*Records excerpted from a collection*:

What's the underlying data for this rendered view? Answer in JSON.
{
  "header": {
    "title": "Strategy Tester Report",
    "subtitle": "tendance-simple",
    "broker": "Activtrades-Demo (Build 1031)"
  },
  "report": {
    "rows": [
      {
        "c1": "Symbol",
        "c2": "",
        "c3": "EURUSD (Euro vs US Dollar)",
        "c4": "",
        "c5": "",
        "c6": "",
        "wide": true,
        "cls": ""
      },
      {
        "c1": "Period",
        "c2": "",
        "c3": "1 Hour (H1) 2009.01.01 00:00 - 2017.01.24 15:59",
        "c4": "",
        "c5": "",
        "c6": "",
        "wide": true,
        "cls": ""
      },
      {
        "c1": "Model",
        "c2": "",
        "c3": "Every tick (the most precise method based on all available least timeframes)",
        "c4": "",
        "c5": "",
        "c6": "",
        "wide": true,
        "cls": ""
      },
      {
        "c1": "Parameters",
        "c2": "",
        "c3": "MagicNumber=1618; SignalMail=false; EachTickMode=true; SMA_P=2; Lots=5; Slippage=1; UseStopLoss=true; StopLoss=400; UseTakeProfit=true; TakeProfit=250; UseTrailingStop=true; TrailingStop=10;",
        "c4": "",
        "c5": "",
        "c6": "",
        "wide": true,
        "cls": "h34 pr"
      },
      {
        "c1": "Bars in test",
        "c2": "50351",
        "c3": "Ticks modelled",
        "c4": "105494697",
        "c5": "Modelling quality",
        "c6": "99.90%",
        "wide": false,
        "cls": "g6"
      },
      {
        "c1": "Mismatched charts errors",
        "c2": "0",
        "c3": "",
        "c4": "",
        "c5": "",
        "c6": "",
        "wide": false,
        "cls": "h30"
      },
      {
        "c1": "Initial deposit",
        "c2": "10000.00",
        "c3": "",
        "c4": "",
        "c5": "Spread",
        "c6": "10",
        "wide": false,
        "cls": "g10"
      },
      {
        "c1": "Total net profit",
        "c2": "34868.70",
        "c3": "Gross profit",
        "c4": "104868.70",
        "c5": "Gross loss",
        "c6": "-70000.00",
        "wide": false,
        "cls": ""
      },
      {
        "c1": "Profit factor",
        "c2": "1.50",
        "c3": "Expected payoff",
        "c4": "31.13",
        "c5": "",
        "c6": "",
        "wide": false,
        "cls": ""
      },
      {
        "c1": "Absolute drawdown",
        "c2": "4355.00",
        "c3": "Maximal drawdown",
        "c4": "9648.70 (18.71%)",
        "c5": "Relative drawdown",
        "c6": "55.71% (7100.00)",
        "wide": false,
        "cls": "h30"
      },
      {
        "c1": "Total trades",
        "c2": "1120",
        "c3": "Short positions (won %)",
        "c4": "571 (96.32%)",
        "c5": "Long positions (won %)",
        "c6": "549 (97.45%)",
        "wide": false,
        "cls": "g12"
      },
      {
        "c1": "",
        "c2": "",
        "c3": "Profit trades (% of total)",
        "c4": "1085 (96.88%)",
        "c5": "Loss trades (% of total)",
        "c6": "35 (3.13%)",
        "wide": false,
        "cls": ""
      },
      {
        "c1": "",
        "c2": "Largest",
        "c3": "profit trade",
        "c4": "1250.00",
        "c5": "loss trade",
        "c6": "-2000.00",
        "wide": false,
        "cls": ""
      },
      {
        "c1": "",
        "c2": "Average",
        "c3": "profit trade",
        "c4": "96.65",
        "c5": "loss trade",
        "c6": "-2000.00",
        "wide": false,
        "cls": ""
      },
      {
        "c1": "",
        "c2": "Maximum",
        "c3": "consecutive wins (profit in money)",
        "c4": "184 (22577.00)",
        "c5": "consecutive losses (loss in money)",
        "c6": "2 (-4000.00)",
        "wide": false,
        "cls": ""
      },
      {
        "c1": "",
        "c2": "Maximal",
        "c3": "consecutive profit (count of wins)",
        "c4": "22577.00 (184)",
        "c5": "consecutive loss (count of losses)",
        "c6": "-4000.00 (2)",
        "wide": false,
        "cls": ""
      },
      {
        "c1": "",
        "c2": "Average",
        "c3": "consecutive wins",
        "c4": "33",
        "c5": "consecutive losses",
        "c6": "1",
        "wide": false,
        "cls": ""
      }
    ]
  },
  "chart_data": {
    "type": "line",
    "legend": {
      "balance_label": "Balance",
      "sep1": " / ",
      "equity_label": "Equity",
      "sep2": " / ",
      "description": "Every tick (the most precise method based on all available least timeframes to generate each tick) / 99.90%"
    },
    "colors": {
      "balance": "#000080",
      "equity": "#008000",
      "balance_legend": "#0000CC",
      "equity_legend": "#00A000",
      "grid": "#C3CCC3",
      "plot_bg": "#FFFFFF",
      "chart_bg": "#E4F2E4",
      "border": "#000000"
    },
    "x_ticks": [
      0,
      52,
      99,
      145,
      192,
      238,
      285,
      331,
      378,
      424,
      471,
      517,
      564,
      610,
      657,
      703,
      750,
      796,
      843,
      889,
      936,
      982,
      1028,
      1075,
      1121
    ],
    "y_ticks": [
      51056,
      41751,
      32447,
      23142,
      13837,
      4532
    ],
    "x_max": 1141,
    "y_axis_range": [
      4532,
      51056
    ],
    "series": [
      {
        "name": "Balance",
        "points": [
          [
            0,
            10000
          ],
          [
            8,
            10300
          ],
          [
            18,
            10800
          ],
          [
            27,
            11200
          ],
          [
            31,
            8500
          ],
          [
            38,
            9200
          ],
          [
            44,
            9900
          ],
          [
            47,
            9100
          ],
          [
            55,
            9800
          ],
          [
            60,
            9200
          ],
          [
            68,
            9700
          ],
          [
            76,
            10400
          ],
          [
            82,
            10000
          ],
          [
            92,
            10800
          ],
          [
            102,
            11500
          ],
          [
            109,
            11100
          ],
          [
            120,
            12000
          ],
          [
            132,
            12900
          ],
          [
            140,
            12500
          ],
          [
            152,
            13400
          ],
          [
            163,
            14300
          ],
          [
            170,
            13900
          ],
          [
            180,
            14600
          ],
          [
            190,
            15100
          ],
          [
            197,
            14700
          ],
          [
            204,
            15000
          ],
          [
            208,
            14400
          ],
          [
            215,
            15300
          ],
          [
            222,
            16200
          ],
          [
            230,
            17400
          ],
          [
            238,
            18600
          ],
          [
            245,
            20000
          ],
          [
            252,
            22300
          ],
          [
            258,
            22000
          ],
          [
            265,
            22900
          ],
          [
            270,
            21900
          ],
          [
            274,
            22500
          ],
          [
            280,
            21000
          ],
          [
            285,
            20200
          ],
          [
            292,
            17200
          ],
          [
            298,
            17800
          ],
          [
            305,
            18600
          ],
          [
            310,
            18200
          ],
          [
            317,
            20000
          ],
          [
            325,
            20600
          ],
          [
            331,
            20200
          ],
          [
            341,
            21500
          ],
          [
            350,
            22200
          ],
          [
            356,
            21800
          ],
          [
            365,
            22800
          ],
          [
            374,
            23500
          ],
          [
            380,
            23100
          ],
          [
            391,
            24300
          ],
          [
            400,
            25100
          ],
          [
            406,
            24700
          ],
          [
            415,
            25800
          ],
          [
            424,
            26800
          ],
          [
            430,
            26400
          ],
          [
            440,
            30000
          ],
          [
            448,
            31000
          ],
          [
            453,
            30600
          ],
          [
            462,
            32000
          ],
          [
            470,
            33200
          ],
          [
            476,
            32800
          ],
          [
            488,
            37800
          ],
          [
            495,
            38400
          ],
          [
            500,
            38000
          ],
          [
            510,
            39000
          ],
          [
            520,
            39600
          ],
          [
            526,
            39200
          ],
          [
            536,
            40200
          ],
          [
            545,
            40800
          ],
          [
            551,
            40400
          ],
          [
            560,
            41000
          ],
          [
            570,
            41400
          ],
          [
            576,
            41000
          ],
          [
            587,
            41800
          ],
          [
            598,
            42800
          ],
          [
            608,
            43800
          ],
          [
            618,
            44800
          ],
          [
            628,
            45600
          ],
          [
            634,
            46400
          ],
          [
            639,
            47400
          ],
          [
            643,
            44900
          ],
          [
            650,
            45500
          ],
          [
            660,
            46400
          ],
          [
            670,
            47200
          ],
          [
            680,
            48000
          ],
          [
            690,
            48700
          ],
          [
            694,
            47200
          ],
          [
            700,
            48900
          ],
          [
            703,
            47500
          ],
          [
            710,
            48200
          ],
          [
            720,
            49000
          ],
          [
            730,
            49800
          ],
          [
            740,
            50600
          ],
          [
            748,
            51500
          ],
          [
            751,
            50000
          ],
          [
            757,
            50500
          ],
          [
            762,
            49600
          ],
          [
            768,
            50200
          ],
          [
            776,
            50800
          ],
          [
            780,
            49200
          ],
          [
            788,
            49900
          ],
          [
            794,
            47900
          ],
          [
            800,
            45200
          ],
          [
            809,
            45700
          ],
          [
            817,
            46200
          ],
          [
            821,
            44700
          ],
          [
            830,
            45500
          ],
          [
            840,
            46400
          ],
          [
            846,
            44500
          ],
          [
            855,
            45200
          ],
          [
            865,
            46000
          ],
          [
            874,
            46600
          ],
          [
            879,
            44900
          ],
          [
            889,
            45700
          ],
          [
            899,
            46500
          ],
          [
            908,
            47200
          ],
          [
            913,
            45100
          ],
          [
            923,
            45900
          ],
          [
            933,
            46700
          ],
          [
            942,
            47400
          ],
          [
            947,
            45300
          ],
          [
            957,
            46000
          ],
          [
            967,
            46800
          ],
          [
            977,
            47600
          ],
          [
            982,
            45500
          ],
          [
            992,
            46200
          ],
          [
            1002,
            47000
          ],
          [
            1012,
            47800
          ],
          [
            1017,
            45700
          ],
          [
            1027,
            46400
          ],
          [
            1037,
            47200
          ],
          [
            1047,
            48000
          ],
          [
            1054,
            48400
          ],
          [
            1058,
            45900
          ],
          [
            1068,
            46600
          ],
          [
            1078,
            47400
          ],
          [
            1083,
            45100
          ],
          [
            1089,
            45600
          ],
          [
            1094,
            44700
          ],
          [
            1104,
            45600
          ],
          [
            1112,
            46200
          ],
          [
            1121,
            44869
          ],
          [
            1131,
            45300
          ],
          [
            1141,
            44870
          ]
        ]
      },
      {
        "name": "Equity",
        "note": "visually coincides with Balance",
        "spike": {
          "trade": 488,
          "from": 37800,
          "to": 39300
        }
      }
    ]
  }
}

*Exercise aim*: List the lines of the records where "consecutive" occurs.

*Finished answer*:
        "c3": "consecutive wins (profit in money)",
        "c5": "consecutive losses (loss in money)",
        "c3": "consecutive profit (count of wins)",
        "c5": "consecutive loss (count of losses)",
        "c3": "consecutive wins",
        "c5": "consecutive losses",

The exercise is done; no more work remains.